(Data entries)
┄┄┄┄┄┄

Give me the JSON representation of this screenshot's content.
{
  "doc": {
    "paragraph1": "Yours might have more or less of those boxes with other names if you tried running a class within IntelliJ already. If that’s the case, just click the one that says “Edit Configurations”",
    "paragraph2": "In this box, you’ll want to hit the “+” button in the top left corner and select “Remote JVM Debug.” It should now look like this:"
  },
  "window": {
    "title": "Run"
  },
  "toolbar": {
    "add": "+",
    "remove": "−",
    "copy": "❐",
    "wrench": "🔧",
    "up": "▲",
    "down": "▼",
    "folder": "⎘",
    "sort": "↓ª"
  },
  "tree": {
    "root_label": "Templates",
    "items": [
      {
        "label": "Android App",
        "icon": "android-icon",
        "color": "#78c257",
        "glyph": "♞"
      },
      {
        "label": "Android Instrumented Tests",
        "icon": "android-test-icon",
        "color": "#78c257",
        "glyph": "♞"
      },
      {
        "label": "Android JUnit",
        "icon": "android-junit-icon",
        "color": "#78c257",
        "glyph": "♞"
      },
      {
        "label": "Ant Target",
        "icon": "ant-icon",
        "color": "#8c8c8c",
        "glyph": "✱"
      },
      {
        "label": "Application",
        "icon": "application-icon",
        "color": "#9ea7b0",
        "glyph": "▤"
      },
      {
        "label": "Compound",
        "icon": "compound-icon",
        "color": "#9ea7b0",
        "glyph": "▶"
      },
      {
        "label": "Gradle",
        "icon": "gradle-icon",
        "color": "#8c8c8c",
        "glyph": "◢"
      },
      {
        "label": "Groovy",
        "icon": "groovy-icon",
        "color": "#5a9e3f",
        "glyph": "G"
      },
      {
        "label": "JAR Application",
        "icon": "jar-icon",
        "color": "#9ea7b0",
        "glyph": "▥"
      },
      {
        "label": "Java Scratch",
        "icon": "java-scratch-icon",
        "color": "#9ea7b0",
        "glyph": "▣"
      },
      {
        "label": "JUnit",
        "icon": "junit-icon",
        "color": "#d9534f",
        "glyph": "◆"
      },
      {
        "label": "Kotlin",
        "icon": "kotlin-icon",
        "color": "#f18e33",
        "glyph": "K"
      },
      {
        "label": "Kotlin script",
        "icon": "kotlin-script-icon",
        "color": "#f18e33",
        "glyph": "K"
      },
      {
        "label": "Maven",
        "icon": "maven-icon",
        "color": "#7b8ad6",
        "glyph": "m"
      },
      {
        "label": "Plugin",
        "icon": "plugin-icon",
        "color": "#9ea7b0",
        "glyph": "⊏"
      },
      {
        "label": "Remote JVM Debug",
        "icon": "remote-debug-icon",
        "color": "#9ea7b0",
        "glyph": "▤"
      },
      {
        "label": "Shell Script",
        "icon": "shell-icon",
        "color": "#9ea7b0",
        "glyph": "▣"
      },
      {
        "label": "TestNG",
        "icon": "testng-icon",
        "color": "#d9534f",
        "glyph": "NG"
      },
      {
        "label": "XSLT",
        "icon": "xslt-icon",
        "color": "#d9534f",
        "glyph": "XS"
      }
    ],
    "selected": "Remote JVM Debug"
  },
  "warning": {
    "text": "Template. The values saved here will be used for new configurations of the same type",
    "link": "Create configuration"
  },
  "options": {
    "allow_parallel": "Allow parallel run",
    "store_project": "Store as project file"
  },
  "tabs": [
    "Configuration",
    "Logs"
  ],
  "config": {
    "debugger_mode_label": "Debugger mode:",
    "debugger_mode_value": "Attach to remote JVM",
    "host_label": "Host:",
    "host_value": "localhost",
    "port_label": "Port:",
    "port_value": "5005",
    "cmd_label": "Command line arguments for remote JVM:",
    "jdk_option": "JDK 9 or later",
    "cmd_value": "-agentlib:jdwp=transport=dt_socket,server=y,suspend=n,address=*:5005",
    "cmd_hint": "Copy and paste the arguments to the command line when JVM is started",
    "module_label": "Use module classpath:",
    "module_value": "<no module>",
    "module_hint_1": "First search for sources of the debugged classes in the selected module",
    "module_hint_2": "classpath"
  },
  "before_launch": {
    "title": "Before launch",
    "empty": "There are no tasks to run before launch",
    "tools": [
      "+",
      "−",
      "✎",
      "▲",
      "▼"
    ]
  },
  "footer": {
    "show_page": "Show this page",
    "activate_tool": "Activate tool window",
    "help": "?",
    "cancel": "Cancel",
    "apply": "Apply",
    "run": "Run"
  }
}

┄┄┄┄┄┄

JOB: Print the listing above in its entirety, with every line exact.

RESULT:
Give me the JSON representation of this screenshot's content.
{
  "doc": {
    "paragraph1": "Yours might have more or less of those boxes with other names if you tried running a class within IntelliJ already. If that’s the case, just click the one that says “Edit Configurations”",
    "paragraph2": "In this box, you’ll want to hit the “+” button in the top left corner and select “Remote JVM Debug.” It should now look like this:"
  },
  "window": {
    "title": "Run"
  },
  "toolbar": {
    "add": "+",
    "remove": "−",
    "copy": "❐",
    "wrench": "🔧",
    "up": "▲",
    "down": "▼",
    "folder": "⎘",
    "sort": "↓ª"
  },
  "tree": {
    "root_label": "Templates",
    "items": [
      {
        "label": "Android App",
        "icon": "android-icon",
        "color": "#78c257",
        "glyph": "♞"
      },
      {
        "label": "Android Instrumented Tests",
        "icon": "android-test-icon",
        "color": "#78c257",
        "glyph": "♞"
      },
      {
        "label": "Android JUnit",
        "icon": "android-junit-icon",
        "color": "#78c257",
        "glyph": "♞"
      },
      {
        "label": "Ant Target",
        "icon": "ant-icon",
        "color": "#8c8c8c",
        "glyph": "✱"
      },
      {
        "label": "Application",
        "icon": "application-icon",
        "color": "#9ea7b0",
        "glyph": "▤"
      },
      {
        "label": "Compound",
        "icon": "compound-icon",
        "color": "#9ea7b0",
        "glyph": "▶"
      },
      {
        "label": "Gradle",
        "icon": "gradle-icon",
        "color": "#8c8c8c",
        "glyph": "◢"
      },
      {
        "label": "Groovy",
        "icon": "groovy-icon",
        "color": "#5a9e3f",
        "glyph": "G"
      },
      {
        "label": "JAR Application",
        "icon": "jar-icon",
        "color": "#9ea7b0",
        "glyph": "▥"
      },
      {
        "label": "Java Scratch",
        "icon": "java-scratch-icon",
        "color": "#9ea7b0",
        "glyph": "▣"
      },
      {
        "label": "JUnit",
        "icon": "junit-icon",
        "color": "#d9534f",
        "glyph": "◆"
      },
      {
        "label": "Kotlin",
        "icon": "kotlin-icon",
        "color": "#f18e33",
        "glyph": "K"
      },
      {
        "label": "Kotlin script",
        "icon": "kotlin-script-icon",
        "color": "#f18e33",
        "glyph": "K"
      },
      {
        "label": "Maven",
        "icon": "maven-icon",
        "color": "#7b8ad6",
        "glyph": "m"
      },
      {
        "label": "Plugin",
        "icon": "plugin-icon",
        "color": "#9ea7b0",
        "glyph": "⊏"
      },
      {
        "label": "Remote JVM Debug",
        "icon": "remote-debug-icon",
        "color": "#9ea7b0",
        "glyph": "▤"
      },
      {
        "label": "Shell Script",
        "icon": "shell-icon",
        "color": "#9ea7b0",
        "glyph": "▣"
      },
      {
        "label": "TestNG",
        "icon": "testng-icon",
        "color": "#d9534f",
        "glyph": "NG"
      },
      {
        "label": "XSLT",
        "icon": "xslt-icon",
        "color": "#d9534f",
        "glyph": "XS"
      }
    ],
    "selected": "Remote JVM Debug"
  },
  "warning": {
    "text": "Template. The values saved here will be used for new configurations of the same type",
    "link": "Create configuration"
  },
  "options": {
    "allow_parallel": "Allow parallel run",
    "store_project": "Store as project file"
  },
  "tabs": [
    "Configuration",
    "Logs"
  ],
  "config": {
    "debugger_mode_label": "Debugger mode:",
    "debugger_mode_value": "Attach to remote JVM",
    "host_label": "Host:",
    "host_value": "localhost",
    "port_label": "Port:",
    "port_value": "5005",
    "cmd_label": "Command line arguments for remote JVM:",
    "jdk_option": "JDK 9 or later",
    "cmd_value": "-agentlib:jdwp=transport=dt_socket,server=y,suspend=n,address=*:5005",
    "cmd_hint": "Copy and paste the arguments to the command line when JVM is started",
    "module_label": "Use module classpath:",
    "module_value": "<no module>",
    "module_hint_1": "First search for sources of the debugged classes in the selected module",
    "module_hint_2": "classpath"
  },
  "before_launch": {
    "title": "Before launch",
    "empty": "There are no tasks to run before launch",
    "tools": [
      "+",
      "−",
      "✎",
      "▲",
      "▼"
    ]
  },
  "footer": {
    "show_page": "Show this page",
    "activate_tool": "Activate tool window",
    "help": "?",
    "cancel": "Cancel",
    "apply": "Apply",
    "run": "Run"
  }
}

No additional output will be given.